[Start of DATA PROVIDED]

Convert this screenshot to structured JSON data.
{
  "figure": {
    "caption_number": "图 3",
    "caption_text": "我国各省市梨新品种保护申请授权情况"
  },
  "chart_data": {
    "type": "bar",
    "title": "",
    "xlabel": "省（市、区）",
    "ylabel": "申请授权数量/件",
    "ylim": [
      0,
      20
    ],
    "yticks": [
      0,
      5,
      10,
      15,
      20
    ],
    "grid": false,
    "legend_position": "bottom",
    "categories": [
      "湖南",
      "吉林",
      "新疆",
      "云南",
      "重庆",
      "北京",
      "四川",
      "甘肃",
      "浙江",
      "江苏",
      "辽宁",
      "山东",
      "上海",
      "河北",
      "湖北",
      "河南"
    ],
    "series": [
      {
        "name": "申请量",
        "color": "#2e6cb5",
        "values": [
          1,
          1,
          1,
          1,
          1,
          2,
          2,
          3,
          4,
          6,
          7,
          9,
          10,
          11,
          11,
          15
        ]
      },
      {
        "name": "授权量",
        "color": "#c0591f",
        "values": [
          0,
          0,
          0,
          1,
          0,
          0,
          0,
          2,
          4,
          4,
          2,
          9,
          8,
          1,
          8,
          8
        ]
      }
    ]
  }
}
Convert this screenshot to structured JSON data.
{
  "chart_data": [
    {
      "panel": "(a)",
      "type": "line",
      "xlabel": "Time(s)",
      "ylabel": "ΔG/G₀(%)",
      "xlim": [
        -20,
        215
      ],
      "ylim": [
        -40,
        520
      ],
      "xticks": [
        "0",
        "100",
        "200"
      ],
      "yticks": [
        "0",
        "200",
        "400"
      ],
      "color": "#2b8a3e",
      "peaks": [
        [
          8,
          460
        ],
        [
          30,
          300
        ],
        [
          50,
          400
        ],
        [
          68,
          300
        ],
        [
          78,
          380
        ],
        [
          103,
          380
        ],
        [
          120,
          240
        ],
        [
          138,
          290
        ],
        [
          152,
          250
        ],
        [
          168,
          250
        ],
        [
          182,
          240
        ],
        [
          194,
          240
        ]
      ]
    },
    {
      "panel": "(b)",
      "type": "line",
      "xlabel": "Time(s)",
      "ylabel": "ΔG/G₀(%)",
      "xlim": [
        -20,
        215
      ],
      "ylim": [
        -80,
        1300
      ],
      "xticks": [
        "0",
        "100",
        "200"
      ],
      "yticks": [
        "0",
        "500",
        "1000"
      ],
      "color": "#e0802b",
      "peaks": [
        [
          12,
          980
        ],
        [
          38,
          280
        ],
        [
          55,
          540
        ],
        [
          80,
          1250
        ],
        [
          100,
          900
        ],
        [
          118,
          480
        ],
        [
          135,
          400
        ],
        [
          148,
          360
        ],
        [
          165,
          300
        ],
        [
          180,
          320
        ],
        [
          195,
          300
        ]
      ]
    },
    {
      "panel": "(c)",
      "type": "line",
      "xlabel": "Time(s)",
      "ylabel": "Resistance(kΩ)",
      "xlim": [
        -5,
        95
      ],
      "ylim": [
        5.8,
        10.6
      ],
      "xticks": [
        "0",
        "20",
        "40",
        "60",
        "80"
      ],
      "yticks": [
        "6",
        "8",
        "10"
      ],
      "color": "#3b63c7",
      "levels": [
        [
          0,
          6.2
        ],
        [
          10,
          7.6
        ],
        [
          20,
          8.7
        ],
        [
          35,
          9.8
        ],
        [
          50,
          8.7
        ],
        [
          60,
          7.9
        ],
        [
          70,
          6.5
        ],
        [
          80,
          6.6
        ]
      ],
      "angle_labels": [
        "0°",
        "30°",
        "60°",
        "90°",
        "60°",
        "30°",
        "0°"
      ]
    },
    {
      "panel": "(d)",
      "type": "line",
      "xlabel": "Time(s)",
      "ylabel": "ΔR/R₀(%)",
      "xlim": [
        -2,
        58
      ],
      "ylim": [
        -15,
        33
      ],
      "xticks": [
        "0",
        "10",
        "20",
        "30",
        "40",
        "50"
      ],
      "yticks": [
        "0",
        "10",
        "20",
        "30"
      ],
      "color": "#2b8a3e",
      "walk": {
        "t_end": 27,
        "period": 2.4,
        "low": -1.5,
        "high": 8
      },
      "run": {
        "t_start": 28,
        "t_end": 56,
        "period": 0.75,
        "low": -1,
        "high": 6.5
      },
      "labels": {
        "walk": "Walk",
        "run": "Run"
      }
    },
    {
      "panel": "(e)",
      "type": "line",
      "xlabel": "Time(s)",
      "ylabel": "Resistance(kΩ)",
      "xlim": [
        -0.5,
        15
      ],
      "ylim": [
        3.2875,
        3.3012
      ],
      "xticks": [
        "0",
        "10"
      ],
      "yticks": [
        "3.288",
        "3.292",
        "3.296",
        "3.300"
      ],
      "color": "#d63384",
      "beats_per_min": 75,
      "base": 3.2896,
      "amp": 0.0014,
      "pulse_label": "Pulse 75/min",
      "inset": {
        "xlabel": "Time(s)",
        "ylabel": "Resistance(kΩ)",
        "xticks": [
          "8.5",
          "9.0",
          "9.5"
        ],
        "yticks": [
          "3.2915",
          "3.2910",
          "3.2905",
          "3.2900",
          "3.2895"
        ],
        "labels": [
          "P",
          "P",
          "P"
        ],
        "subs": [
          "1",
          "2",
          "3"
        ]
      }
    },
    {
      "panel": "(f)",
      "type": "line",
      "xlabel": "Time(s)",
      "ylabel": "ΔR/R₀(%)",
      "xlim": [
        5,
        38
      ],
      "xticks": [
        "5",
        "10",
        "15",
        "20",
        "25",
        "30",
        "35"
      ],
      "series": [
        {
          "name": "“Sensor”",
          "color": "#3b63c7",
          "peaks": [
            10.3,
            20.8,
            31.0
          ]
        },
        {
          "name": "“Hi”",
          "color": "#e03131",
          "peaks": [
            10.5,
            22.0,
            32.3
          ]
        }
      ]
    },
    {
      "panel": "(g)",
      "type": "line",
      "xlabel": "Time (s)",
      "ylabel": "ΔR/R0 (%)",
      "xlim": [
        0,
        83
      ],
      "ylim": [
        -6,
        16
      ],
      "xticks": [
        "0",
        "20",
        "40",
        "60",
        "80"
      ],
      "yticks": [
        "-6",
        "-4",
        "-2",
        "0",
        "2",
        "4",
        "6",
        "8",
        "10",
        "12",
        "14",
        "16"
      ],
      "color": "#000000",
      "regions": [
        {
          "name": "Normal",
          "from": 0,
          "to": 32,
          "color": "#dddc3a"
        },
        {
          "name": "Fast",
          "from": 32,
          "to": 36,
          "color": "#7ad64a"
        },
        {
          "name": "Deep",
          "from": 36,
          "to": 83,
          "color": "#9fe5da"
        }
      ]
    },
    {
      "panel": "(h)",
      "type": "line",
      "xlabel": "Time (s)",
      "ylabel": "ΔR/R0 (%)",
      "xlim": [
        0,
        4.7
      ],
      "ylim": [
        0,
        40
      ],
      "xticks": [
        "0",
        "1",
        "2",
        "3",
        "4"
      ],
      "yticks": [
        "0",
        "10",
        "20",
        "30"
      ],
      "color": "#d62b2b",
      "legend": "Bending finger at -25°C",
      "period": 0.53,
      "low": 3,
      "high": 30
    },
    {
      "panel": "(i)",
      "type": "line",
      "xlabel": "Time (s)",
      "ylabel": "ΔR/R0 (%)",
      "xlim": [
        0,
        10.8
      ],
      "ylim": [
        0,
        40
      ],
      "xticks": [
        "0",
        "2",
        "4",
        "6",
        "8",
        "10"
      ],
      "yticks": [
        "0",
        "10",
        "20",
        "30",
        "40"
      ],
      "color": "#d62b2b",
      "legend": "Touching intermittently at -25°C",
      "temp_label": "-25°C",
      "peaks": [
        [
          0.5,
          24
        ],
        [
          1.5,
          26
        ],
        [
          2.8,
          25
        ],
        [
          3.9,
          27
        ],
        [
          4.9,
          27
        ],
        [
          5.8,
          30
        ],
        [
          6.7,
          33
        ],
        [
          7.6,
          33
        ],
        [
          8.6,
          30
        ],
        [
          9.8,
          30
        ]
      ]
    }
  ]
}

[End of DATA PROVIDED]

• [GOAL]
Figure out how many lines above include the string "panel", then report that number and nothing else.

• [THE OUTPUT]
9